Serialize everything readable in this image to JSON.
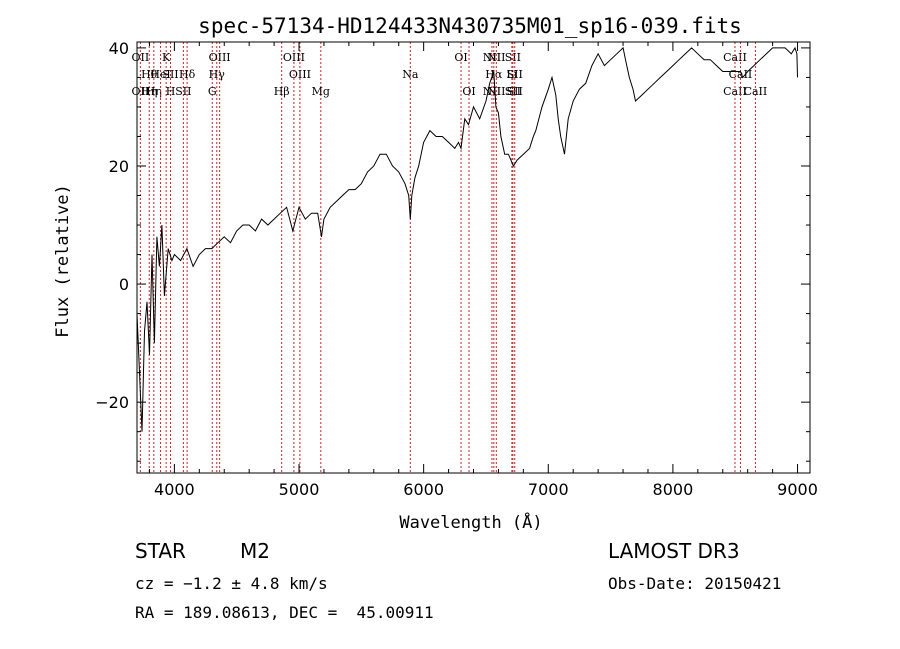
{
  "chart_data": {
    "type": "line",
    "title": "spec-57134-HD124433N430735M01_sp16-039.fits",
    "xlabel": "Wavelength (Å)",
    "ylabel": "Flux (relative)",
    "xlim": [
      3700,
      9100
    ],
    "ylim": [
      -32,
      41
    ],
    "x_ticks": [
      4000,
      5000,
      6000,
      7000,
      8000,
      9000
    ],
    "y_ticks": [
      -20,
      0,
      20,
      40
    ],
    "grid": false,
    "series": [
      {
        "name": "flux",
        "x": [
          3700,
          3720,
          3740,
          3760,
          3780,
          3800,
          3820,
          3840,
          3860,
          3880,
          3900,
          3920,
          3950,
          3980,
          4000,
          4050,
          4100,
          4150,
          4200,
          4250,
          4300,
          4350,
          4400,
          4450,
          4500,
          4550,
          4600,
          4650,
          4700,
          4750,
          4800,
          4850,
          4900,
          4950,
          5000,
          5050,
          5100,
          5150,
          5180,
          5200,
          5250,
          5300,
          5350,
          5400,
          5450,
          5500,
          5550,
          5600,
          5650,
          5700,
          5750,
          5800,
          5850,
          5880,
          5893,
          5905,
          5930,
          5960,
          6000,
          6050,
          6100,
          6150,
          6200,
          6250,
          6280,
          6300,
          6330,
          6360,
          6400,
          6450,
          6500,
          6530,
          6563,
          6580,
          6600,
          6620,
          6650,
          6680,
          6700,
          6720,
          6750,
          6800,
          6850,
          6880,
          6900,
          6950,
          7000,
          7030,
          7060,
          7080,
          7100,
          7130,
          7160,
          7200,
          7250,
          7300,
          7350,
          7400,
          7450,
          7500,
          7550,
          7600,
          7620,
          7650,
          7680,
          7700,
          7750,
          7800,
          7850,
          7900,
          7950,
          8000,
          8050,
          8100,
          8150,
          8200,
          8250,
          8300,
          8350,
          8400,
          8450,
          8500,
          8542,
          8560,
          8600,
          8650,
          8700,
          8750,
          8800,
          8850,
          8900,
          8950,
          8980,
          8995,
          9000
        ],
        "y": [
          -5,
          -15,
          -25,
          -8,
          -3,
          -12,
          5,
          -10,
          8,
          3,
          10,
          -2,
          6,
          4,
          5,
          4,
          6,
          3,
          5,
          6,
          6,
          7,
          8,
          7,
          9,
          10,
          10,
          9,
          11,
          10,
          11,
          12,
          13,
          9,
          13,
          11,
          12,
          12,
          8,
          11,
          13,
          14,
          15,
          16,
          16,
          17,
          19,
          20,
          22,
          22,
          20,
          19,
          17,
          15,
          11,
          15,
          18,
          20,
          24,
          26,
          25,
          25,
          24,
          23,
          24,
          23,
          28,
          27,
          30,
          28,
          31,
          34,
          36,
          30,
          29,
          25,
          22,
          22,
          21,
          20,
          21,
          22,
          23,
          25,
          26,
          30,
          33,
          35,
          32,
          28,
          25,
          22,
          28,
          31,
          33,
          34,
          37,
          39,
          37,
          38,
          39,
          40,
          38,
          35,
          33,
          31,
          32,
          33,
          34,
          35,
          36,
          37,
          38,
          39,
          40,
          39,
          38,
          38,
          37,
          36,
          36,
          36,
          36,
          35,
          36,
          37,
          38,
          39,
          40,
          40,
          40,
          39,
          40,
          39,
          35
        ]
      }
    ],
    "line_markers": [
      {
        "x": 3727,
        "top": "OII",
        "bottom": "OII"
      },
      {
        "x": 3798,
        "top": "Hθ",
        "bottom": "Hη"
      },
      {
        "x": 3835,
        "top": "",
        "bottom": "Hη"
      },
      {
        "x": 3889,
        "top": "HeI",
        "bottom": ""
      },
      {
        "x": 3934,
        "top": "K",
        "bottom": ""
      },
      {
        "x": 3969,
        "top": "SII",
        "bottom": "H"
      },
      {
        "x": 4072,
        "top": "",
        "bottom": "SII"
      },
      {
        "x": 4102,
        "top": "Hδ",
        "bottom": ""
      },
      {
        "x": 4304,
        "top": "",
        "bottom": "G"
      },
      {
        "x": 4340,
        "top": "Hγ",
        "bottom": ""
      },
      {
        "x": 4363,
        "top": "OIII",
        "bottom": ""
      },
      {
        "x": 4861,
        "top": "",
        "bottom": "Hβ"
      },
      {
        "x": 4959,
        "top": "OIII",
        "bottom": ""
      },
      {
        "x": 5007,
        "top": "OIII",
        "bottom": ""
      },
      {
        "x": 5175,
        "top": "",
        "bottom": "Mg"
      },
      {
        "x": 5893,
        "top": "Na",
        "bottom": ""
      },
      {
        "x": 6300,
        "top": "OI",
        "bottom": ""
      },
      {
        "x": 6364,
        "top": "",
        "bottom": "OI"
      },
      {
        "x": 6548,
        "top": "NII",
        "bottom": "NII"
      },
      {
        "x": 6563,
        "top": "Hα",
        "bottom": ""
      },
      {
        "x": 6583,
        "top": "NII",
        "bottom": "NII"
      },
      {
        "x": 6708,
        "top": "Li",
        "bottom": ""
      },
      {
        "x": 6716,
        "top": "SII",
        "bottom": "SII"
      },
      {
        "x": 6731,
        "top": "SII",
        "bottom": "SII"
      },
      {
        "x": 8498,
        "top": "CaII",
        "bottom": "CaII"
      },
      {
        "x": 8542,
        "top": "CaII",
        "bottom": ""
      },
      {
        "x": 8662,
        "top": "",
        "bottom": "CaII"
      }
    ]
  },
  "object_info": {
    "class": "STAR",
    "subclass": "M2",
    "cz": "cz = −1.2 ± 4.8 km/s",
    "coords": "RA = 189.08613, DEC =  45.00911",
    "survey": "LAMOST DR3",
    "obs_date": "Obs-Date: 20150421"
  },
  "colors": {
    "spectrum": "#000000",
    "line_markers": "#cc2222",
    "axes": "#000000"
  }
}
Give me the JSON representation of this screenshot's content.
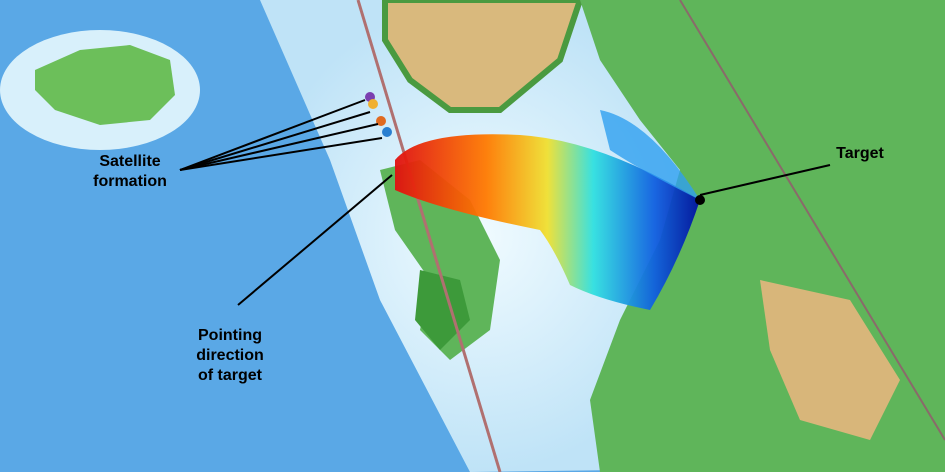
{
  "labels": {
    "satellite_formation": "Satellite\nformation",
    "target": "Target",
    "pointing": "Pointing\ndirection\nof target"
  },
  "satellites": [
    {
      "color": "#7b3fb0"
    },
    {
      "color": "#f0b030"
    },
    {
      "color": "#e06a20"
    },
    {
      "color": "#2a7fd0"
    }
  ],
  "colors": {
    "ocean_deep": "#4d9fe0",
    "ocean_shallow": "#e8f6fd",
    "land": "#5fb55a",
    "land_high": "#d8b67a",
    "orbit": "#b07070"
  }
}
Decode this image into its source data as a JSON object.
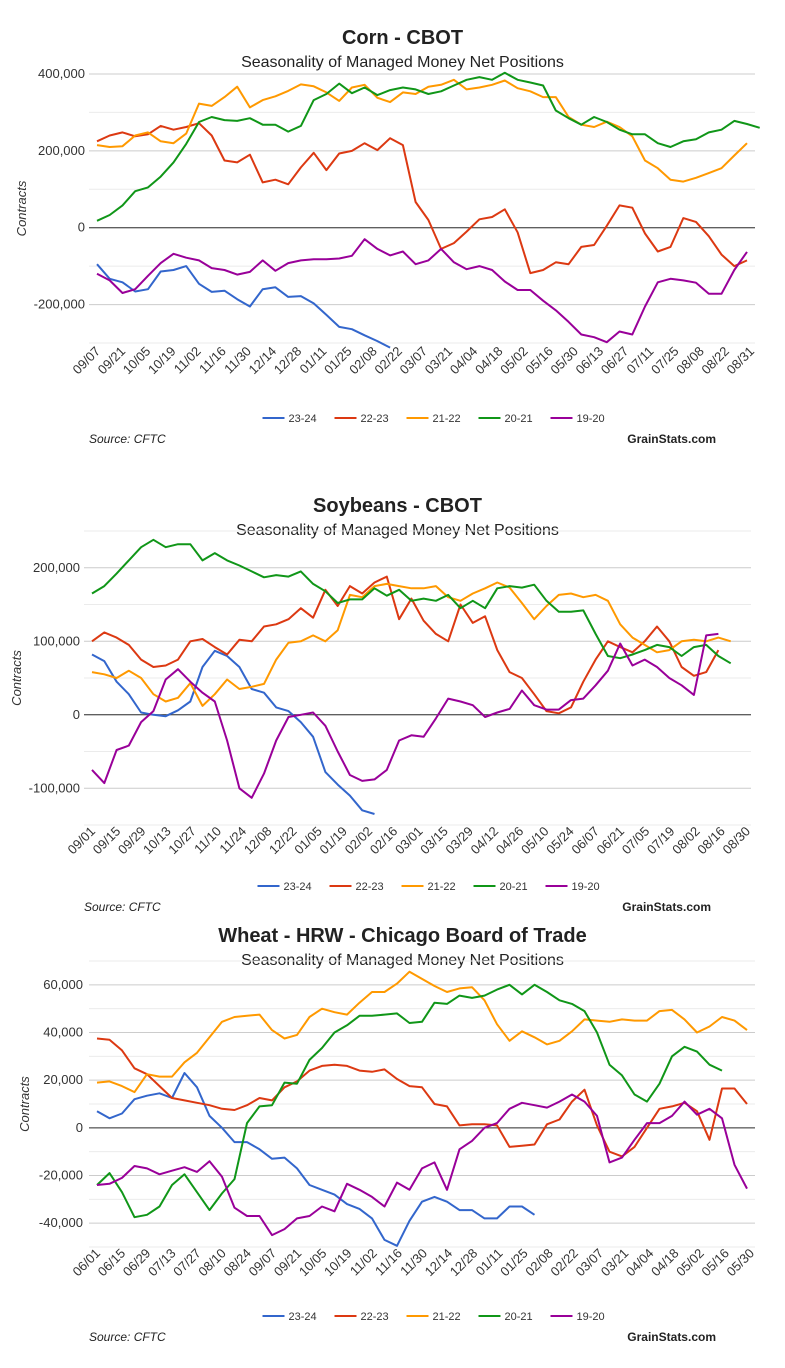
{
  "colors": {
    "23-24": "#3366cc",
    "22-23": "#dc3912",
    "21-22": "#ff9900",
    "20-21": "#109618",
    "19-20": "#990099"
  },
  "chart_data": [
    {
      "type": "line",
      "title": "Corn - CBOT",
      "subtitle": "Seasonality of Managed Money Net Positions",
      "ylabel": "Contracts",
      "source": "Source: CFTC",
      "credit": "GrainStats.com",
      "ylim": [
        -300000,
        400000
      ],
      "yticks": [
        {
          "v": 400000,
          "label": "400,000"
        },
        {
          "v": 200000,
          "label": "200,000"
        },
        {
          "v": 0,
          "label": "0"
        },
        {
          "v": -200000,
          "label": "-200,000"
        }
      ],
      "xticks": [
        "09/07",
        "09/21",
        "10/05",
        "10/19",
        "11/02",
        "11/16",
        "11/30",
        "12/14",
        "12/28",
        "01/11",
        "01/25",
        "02/08",
        "02/22",
        "03/07",
        "03/21",
        "04/04",
        "04/18",
        "05/02",
        "05/16",
        "05/30",
        "06/13",
        "06/27",
        "07/11",
        "07/25",
        "08/08",
        "08/22",
        "08/31"
      ],
      "n_points": 52,
      "legend": "bottom",
      "series": [
        {
          "name": "23-24",
          "values": [
            -95000,
            -133000,
            -142000,
            -166000,
            -160000,
            -114000,
            -110000,
            -100000,
            -146000,
            -167000,
            -164000,
            -186000,
            -205000,
            -160000,
            -155000,
            -180000,
            -178000,
            -197000,
            -227000,
            -258000,
            -264000,
            -280000,
            -295000,
            -312000
          ]
        },
        {
          "name": "22-23",
          "values": [
            225000,
            240000,
            248000,
            238000,
            243000,
            265000,
            255000,
            262000,
            272000,
            240000,
            175000,
            170000,
            190000,
            118000,
            125000,
            113000,
            157000,
            195000,
            150000,
            193000,
            200000,
            220000,
            202000,
            233000,
            215000,
            67000,
            20000,
            -55000,
            -40000,
            -10000,
            22000,
            28000,
            48000,
            -12000,
            -118000,
            -110000,
            -90000,
            -95000,
            -50000,
            -45000,
            5000,
            58000,
            52000,
            -15000,
            -62000,
            -50000,
            25000,
            15000,
            -22000,
            -70000,
            -100000,
            -85000
          ]
        },
        {
          "name": "21-22",
          "values": [
            215000,
            210000,
            212000,
            240000,
            248000,
            225000,
            220000,
            245000,
            323000,
            317000,
            340000,
            367000,
            313000,
            332000,
            342000,
            356000,
            373000,
            368000,
            352000,
            330000,
            365000,
            372000,
            338000,
            327000,
            352000,
            348000,
            367000,
            372000,
            385000,
            360000,
            365000,
            372000,
            383000,
            363000,
            355000,
            340000,
            340000,
            288000,
            268000,
            262000,
            276000,
            262000,
            238000,
            175000,
            155000,
            125000,
            120000,
            130000,
            142000,
            155000,
            188000,
            220000
          ]
        },
        {
          "name": "20-21",
          "values": [
            18000,
            33000,
            58000,
            95000,
            105000,
            133000,
            170000,
            218000,
            275000,
            288000,
            280000,
            278000,
            285000,
            268000,
            268000,
            250000,
            265000,
            332000,
            348000,
            375000,
            350000,
            365000,
            345000,
            358000,
            365000,
            360000,
            348000,
            355000,
            370000,
            385000,
            392000,
            385000,
            403000,
            385000,
            378000,
            370000,
            305000,
            285000,
            268000,
            288000,
            275000,
            255000,
            243000,
            243000,
            220000,
            210000,
            225000,
            230000,
            248000,
            255000,
            278000,
            270000,
            260000
          ]
        },
        {
          "name": "19-20",
          "values": [
            -120000,
            -137000,
            -170000,
            -160000,
            -125000,
            -92000,
            -68000,
            -78000,
            -85000,
            -105000,
            -110000,
            -122000,
            -115000,
            -85000,
            -112000,
            -92000,
            -85000,
            -82000,
            -82000,
            -80000,
            -73000,
            -30000,
            -55000,
            -72000,
            -62000,
            -95000,
            -85000,
            -55000,
            -90000,
            -108000,
            -100000,
            -110000,
            -140000,
            -162000,
            -162000,
            -190000,
            -215000,
            -245000,
            -278000,
            -285000,
            -298000,
            -270000,
            -278000,
            -205000,
            -142000,
            -133000,
            -137000,
            -143000,
            -172000,
            -172000,
            -110000,
            -63000
          ]
        }
      ]
    },
    {
      "type": "line",
      "title": "Soybeans - CBOT",
      "subtitle": "Seasonality of Managed Money Net Positions",
      "ylabel": "Contracts",
      "source": "Source: CFTC",
      "credit": "GrainStats.com",
      "ylim": [
        -150000,
        250000
      ],
      "yticks": [
        {
          "v": 200000,
          "label": "200,000"
        },
        {
          "v": 100000,
          "label": "100,000"
        },
        {
          "v": 0,
          "label": "0"
        },
        {
          "v": -100000,
          "label": "-100,000"
        }
      ],
      "xticks": [
        "09/01",
        "09/15",
        "09/29",
        "10/13",
        "10/27",
        "11/10",
        "11/24",
        "12/08",
        "12/22",
        "01/05",
        "01/19",
        "02/02",
        "02/16",
        "03/01",
        "03/15",
        "03/29",
        "04/12",
        "04/26",
        "05/10",
        "05/24",
        "06/07",
        "06/21",
        "07/05",
        "07/19",
        "08/02",
        "08/16",
        "08/30"
      ],
      "n_points": 54,
      "legend": "bottom",
      "series": [
        {
          "name": "23-24",
          "values": [
            82000,
            73000,
            45000,
            28000,
            3000,
            0,
            -2000,
            6000,
            18000,
            65000,
            87000,
            80000,
            65000,
            35000,
            30000,
            10000,
            5000,
            -10000,
            -30000,
            -78000,
            -95000,
            -110000,
            -130000,
            -135000
          ]
        },
        {
          "name": "22-23",
          "values": [
            100000,
            112000,
            105000,
            95000,
            75000,
            65000,
            67000,
            75000,
            100000,
            103000,
            92000,
            82000,
            102000,
            100000,
            120000,
            123000,
            130000,
            145000,
            132000,
            170000,
            148000,
            175000,
            165000,
            180000,
            188000,
            130000,
            158000,
            128000,
            110000,
            100000,
            150000,
            125000,
            134000,
            88000,
            58000,
            50000,
            28000,
            5000,
            2000,
            10000,
            45000,
            75000,
            100000,
            92000,
            85000,
            100000,
            120000,
            100000,
            65000,
            53000,
            58000,
            88000
          ]
        },
        {
          "name": "21-22",
          "values": [
            58000,
            55000,
            50000,
            60000,
            50000,
            28000,
            18000,
            23000,
            43000,
            12000,
            28000,
            48000,
            35000,
            38000,
            42000,
            75000,
            98000,
            100000,
            108000,
            100000,
            115000,
            163000,
            160000,
            175000,
            178000,
            175000,
            172000,
            172000,
            175000,
            160000,
            155000,
            165000,
            172000,
            180000,
            173000,
            152000,
            130000,
            148000,
            163000,
            165000,
            160000,
            163000,
            155000,
            123000,
            105000,
            95000,
            85000,
            88000,
            100000,
            102000,
            100000,
            105000,
            100000
          ]
        },
        {
          "name": "20-21",
          "values": [
            165000,
            175000,
            192000,
            210000,
            228000,
            238000,
            228000,
            232000,
            232000,
            210000,
            220000,
            210000,
            203000,
            195000,
            187000,
            190000,
            188000,
            195000,
            178000,
            168000,
            152000,
            157000,
            157000,
            172000,
            162000,
            170000,
            155000,
            158000,
            155000,
            163000,
            145000,
            155000,
            145000,
            172000,
            175000,
            173000,
            177000,
            155000,
            140000,
            140000,
            142000,
            110000,
            80000,
            77000,
            82000,
            88000,
            95000,
            92000,
            80000,
            92000,
            95000,
            80000,
            70000
          ]
        },
        {
          "name": "19-20",
          "values": [
            -75000,
            -93000,
            -48000,
            -42000,
            -10000,
            5000,
            48000,
            62000,
            45000,
            30000,
            18000,
            -35000,
            -100000,
            -113000,
            -80000,
            -35000,
            -3000,
            0,
            3000,
            -15000,
            -50000,
            -82000,
            -90000,
            -88000,
            -75000,
            -35000,
            -28000,
            -30000,
            -5000,
            22000,
            18000,
            13000,
            -3000,
            3000,
            8000,
            33000,
            13000,
            7000,
            7000,
            20000,
            22000,
            40000,
            60000,
            97000,
            67000,
            75000,
            65000,
            50000,
            40000,
            27000,
            108000,
            110000
          ]
        }
      ]
    },
    {
      "type": "line",
      "title": "Wheat - HRW - Chicago Board of Trade",
      "subtitle": "Seasonality of Managed Money Net Positions",
      "ylabel": "Contracts",
      "source": "Source: CFTC",
      "credit": "GrainStats.com",
      "ylim": [
        -50000,
        70000
      ],
      "yticks": [
        {
          "v": 60000,
          "label": "60,000"
        },
        {
          "v": 40000,
          "label": "40,000"
        },
        {
          "v": 20000,
          "label": "20,000"
        },
        {
          "v": 0,
          "label": "0"
        },
        {
          "v": -20000,
          "label": "-20,000"
        },
        {
          "v": -40000,
          "label": "-40,000"
        }
      ],
      "xticks": [
        "06/01",
        "06/15",
        "06/29",
        "07/13",
        "07/27",
        "08/10",
        "08/24",
        "09/07",
        "09/21",
        "10/05",
        "10/19",
        "11/02",
        "11/16",
        "11/30",
        "12/14",
        "12/28",
        "01/11",
        "01/25",
        "02/08",
        "02/22",
        "03/07",
        "03/21",
        "04/04",
        "04/18",
        "05/02",
        "05/16",
        "05/30"
      ],
      "n_points": 53,
      "legend": "bottom",
      "series": [
        {
          "name": "23-24",
          "values": [
            7000,
            4000,
            6000,
            12000,
            13500,
            14500,
            12500,
            23000,
            17000,
            5000,
            0,
            -6000,
            -6000,
            -9000,
            -13000,
            -12500,
            -17000,
            -24000,
            -26000,
            -28000,
            -32000,
            -34000,
            -38000,
            -47000,
            -49500,
            -39000,
            -31000,
            -29000,
            -31000,
            -34500,
            -34500,
            -38000,
            -38000,
            -33000,
            -33000,
            -36500
          ]
        },
        {
          "name": "22-23",
          "values": [
            37500,
            37000,
            32500,
            25000,
            22500,
            17500,
            12500,
            11500,
            10500,
            9500,
            8000,
            7500,
            9500,
            12500,
            11500,
            17000,
            19500,
            24000,
            26000,
            26500,
            26000,
            24000,
            23500,
            24500,
            20500,
            17500,
            17000,
            10000,
            9000,
            1000,
            1500,
            1500,
            1000,
            -8000,
            -7500,
            -7000,
            1500,
            3500,
            11000,
            16000,
            1000,
            -10000,
            -12000,
            -8000,
            0,
            8000,
            9000,
            10500,
            7000,
            -5000,
            16500,
            16500,
            10000
          ]
        },
        {
          "name": "21-22",
          "values": [
            19000,
            19500,
            17500,
            15000,
            22500,
            21500,
            21500,
            27500,
            31500,
            38000,
            44500,
            46500,
            47000,
            47500,
            41000,
            37500,
            39000,
            46500,
            50000,
            48500,
            47500,
            52500,
            57000,
            57000,
            60500,
            65500,
            62500,
            59500,
            57000,
            58500,
            59000,
            53500,
            43500,
            36500,
            40500,
            38000,
            35000,
            36500,
            40500,
            45500,
            45000,
            44500,
            45500,
            45000,
            45000,
            49000,
            49500,
            45500,
            40000,
            42500,
            46500,
            45000,
            41000
          ]
        },
        {
          "name": "20-21",
          "values": [
            -24000,
            -19000,
            -27000,
            -37500,
            -36500,
            -33000,
            -24000,
            -19500,
            -27000,
            -34500,
            -27500,
            -21500,
            2000,
            9000,
            9500,
            19000,
            18500,
            28500,
            33500,
            40000,
            43000,
            47000,
            47000,
            47500,
            48000,
            44000,
            44500,
            52500,
            52000,
            55500,
            54500,
            55500,
            58000,
            60000,
            56000,
            60000,
            57000,
            53500,
            52000,
            49000,
            40000,
            26500,
            22000,
            14000,
            11000,
            18500,
            30000,
            34000,
            32000,
            26500,
            24000
          ]
        },
        {
          "name": "19-20",
          "values": [
            -24000,
            -23500,
            -21000,
            -16000,
            -17000,
            -19500,
            -18000,
            -16500,
            -18500,
            -14000,
            -20500,
            -33500,
            -37000,
            -37000,
            -45000,
            -42500,
            -38000,
            -37000,
            -33000,
            -35000,
            -23500,
            -26000,
            -29000,
            -33000,
            -23000,
            -26000,
            -17000,
            -14500,
            -26000,
            -9000,
            -5500,
            0,
            2000,
            8000,
            10500,
            9500,
            8500,
            11000,
            14000,
            11000,
            5000,
            -14500,
            -12500,
            -5000,
            2000,
            2000,
            5000,
            11000,
            5500,
            8000,
            4000,
            -15500,
            -25500
          ]
        }
      ]
    }
  ]
}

· · ·

__PROBLEM TO SOLVE__: Check each line above for the word "image" and copy the ones that have it.

__THE OUTPUT__:
Serialize everything readable in this image to JSON.
Decode this image into its source data as a JSON object.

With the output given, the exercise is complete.